▸ Data:
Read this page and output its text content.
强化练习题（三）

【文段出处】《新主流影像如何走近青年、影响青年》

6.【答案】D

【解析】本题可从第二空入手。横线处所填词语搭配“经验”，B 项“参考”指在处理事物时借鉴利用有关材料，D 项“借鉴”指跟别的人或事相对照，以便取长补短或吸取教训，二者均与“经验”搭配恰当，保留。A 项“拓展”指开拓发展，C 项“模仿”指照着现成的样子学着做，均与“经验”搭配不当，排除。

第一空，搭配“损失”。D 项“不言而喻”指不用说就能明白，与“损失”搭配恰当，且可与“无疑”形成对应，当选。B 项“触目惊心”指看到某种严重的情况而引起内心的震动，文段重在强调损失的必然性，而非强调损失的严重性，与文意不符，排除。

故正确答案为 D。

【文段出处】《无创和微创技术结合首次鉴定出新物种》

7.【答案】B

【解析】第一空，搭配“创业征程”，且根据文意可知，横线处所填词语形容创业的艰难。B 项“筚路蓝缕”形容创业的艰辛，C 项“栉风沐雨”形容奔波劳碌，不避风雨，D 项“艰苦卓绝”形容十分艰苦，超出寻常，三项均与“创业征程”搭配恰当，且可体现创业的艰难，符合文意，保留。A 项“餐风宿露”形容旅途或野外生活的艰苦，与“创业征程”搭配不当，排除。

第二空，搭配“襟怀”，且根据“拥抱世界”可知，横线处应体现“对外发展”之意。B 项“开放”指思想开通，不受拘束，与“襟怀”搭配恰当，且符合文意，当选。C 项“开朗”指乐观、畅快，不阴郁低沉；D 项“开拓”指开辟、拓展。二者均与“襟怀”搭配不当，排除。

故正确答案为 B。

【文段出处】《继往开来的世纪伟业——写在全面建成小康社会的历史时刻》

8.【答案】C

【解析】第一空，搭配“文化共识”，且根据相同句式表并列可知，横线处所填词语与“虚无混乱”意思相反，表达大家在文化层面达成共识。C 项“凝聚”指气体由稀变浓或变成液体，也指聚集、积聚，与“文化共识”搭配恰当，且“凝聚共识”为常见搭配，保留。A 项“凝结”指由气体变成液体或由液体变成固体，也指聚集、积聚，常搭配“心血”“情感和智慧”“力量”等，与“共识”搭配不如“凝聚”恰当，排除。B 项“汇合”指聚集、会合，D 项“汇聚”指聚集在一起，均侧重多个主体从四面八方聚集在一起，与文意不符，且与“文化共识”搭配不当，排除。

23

▸ Stated exercise: Where a line holds "文段出处", copy it out.

▸ Solution:
【文段出处】《新主流影像如何走近青年、影响青年》
【文段出处】《无创和微创技术结合首次鉴定出新物种》
【文段出处】《继往开来的世纪伟业——写在全面建成小康社会的历史时刻》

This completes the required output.